**WHAT TO DO:**
Report every line from the material that contains the word "unchangeable".

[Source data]
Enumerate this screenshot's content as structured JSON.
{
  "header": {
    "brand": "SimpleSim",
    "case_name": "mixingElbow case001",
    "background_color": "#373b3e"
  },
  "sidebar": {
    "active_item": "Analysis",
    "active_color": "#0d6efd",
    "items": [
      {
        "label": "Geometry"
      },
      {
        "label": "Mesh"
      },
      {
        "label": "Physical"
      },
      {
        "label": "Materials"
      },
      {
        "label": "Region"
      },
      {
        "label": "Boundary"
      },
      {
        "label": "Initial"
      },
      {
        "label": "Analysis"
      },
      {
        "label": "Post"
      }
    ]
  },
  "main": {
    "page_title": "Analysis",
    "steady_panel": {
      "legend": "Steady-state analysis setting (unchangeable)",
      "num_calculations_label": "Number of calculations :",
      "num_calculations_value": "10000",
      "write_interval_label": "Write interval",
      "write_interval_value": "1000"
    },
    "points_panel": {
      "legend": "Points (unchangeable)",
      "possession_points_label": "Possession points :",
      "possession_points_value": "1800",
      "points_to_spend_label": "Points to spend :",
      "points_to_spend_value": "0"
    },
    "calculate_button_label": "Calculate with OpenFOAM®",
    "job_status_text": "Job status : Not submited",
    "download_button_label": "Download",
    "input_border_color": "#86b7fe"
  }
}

**ANSWER FOR THE TASK:**
      "legend": "Steady-state analysis setting (unchangeable)",
      "legend": "Points (unchangeable)",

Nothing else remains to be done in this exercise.